- [Soal singkat]: Tulislah bagian berikutnya dari tulisan tentang beragama dengan lapang dada, dimulai setelah kalimat terakhir kutipan terpilih.

- [Kutipan terpilih]:
KATA KITA: Tanpa Sesak, Kita Beragama Dengan Lapang Dada

Ada faktor sejarah dan budaya mengapa kita beragama, dan mengapa kita beragama tertentu Islam, atau Kristen, atau lainnya. Jika saya lahir di Betawi dan Banten sejak abad ke-14 ke atas, kemungkinan saya akan menjadi Muslim. 

Jika Anda lahir di tempat dimana Kristen datang dan berkembang, maka kemungkinan besar Anda Kristen. Sejarah Hindu-Buddha ke Nusantara sejak awal abad-1 Masehi, sejarah Islam sejak abad ke-14 (jika merujuk bukti historis dan arkeologis), sejarah agama Kristen sejak abad ke-16 dan seterusnya. 

Lalu artinya apa? Kita bisa tetap dan bahkan makin beragama, dengan kesadaran dan wawasan bahwa keberagamaan kita juga adalah kelanjutan dari agama orang tua dan lingkungan kita, karena kita belajar, bergaul, dan mengkondisikan dan dikondisikan diri kita dengan agama tertentu, bukan agama lainnya.

Apa yang kita yakini benar, sebagiannya karena kita menerima dari orang tua, bimbingan, pendidikan, bacaan, ceramah, pergaulan, dan lingkungan kita, masa lalu kita, dan hasil dakwah dan misi para pendahulu dan leluhur kita yang sebagian besarnya kita tidak kenal. 

Agama-agama seperti Yahudi, Kristen, Islam, Hindu, Buddha, Konghucu, lahir dari tempat yang berbeda dan sejak berabad-abad lalu. Dan kita yang hidup di Nusantara, pada awalnya menerima agama-agama dari para pendatang yang mendahului kita. 

Kita semua, manusia berakal budi, berbudaya, dan ada dalam sejarah ruang dan waktu. Agama adalah bagian dari proses itu, terlepas dari keyakinan kita bahwa keIslaman, atau keKristenan, atau keHinduan kita, terjadi hanya karena Tuhan saja, yang memilih kita, dan bukan orang lain. Kita belajar agama setelah kita beragama. Kita jarang diberi pilihan lebih dari satu.

- [Baris data]:
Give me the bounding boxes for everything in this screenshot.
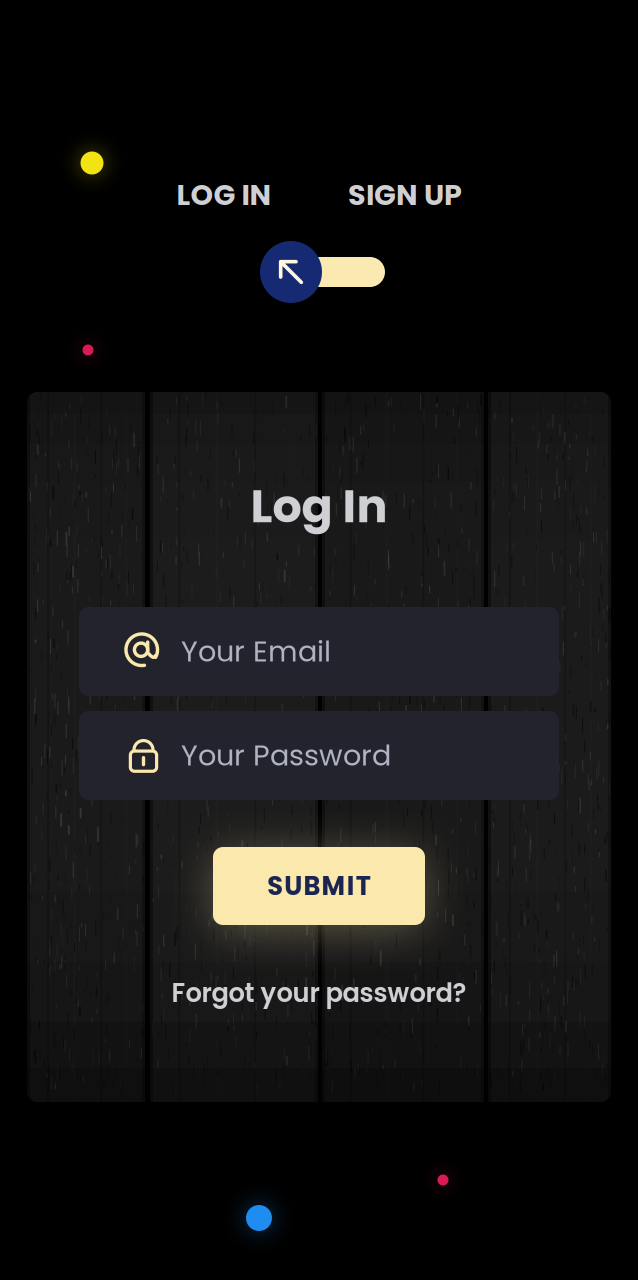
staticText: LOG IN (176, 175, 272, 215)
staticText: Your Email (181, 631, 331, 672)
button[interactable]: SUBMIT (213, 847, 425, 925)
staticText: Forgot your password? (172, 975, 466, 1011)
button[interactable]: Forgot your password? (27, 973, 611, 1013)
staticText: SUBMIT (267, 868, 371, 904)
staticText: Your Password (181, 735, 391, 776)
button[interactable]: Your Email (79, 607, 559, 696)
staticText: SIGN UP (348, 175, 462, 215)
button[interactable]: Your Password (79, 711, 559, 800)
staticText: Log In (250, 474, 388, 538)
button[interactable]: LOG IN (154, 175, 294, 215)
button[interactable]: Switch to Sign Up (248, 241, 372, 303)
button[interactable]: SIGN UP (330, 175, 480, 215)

- [Hasil tugas ini]:
Kesadaran historis dan kultural ini membuat kita rendah hati dan memahami perbedaan dan keragaman. Tidak ada alasan untuk membenci orang lain yang berbeda agama dengan kita, apalagi hanya aliran keagamaan dalam agama yang sama (yang justru lebih banyak menyita energi umat beragama saat ini). 

Juga apalagi antara NU, Muhammadiyah, atau bukan. Juga antara Kristen ortodoks, Protestan atau Katolik. Juga antara Buddha Teravada, Mahayana, atau Tantra. Awal dari semua itu karena tempat dan lingkungan yang berbeda.

Jika Anda lahir di Iran, kemungkinan besar Anda akan menjadi Syiah. Jika Anda lahir di Madura, kemungkinan besar Anda NU. Jika Anda dari Padang, kebanyakan Anda terkondisikan menjadi Muhammadiyah. 

Jika Anda lahir di Indonesia, atau Asia Tenggara, kemungkinan besar Anda menjadi Sunni. Jika Anda lahir di Malaysia dari orang tua Melayu Anda akan Muslim, dan masuk Melayu berarti menjadi Muslim. 

Jika Anda lahir di Amerika saat ini, Anda tidak tahu apakah Anda Sunni atau Syiah. Dan pasti bukan Muhammadiyah atau NU, kecuali karena Anda Muslim dari Indonesia. Tidak ada dasar bagi kita untuk memusuhi orang hanya karena mereka berbeda cara beragama atau berbeda cara memahami tuhan, hakikat manusia, alam, dan kehidupan.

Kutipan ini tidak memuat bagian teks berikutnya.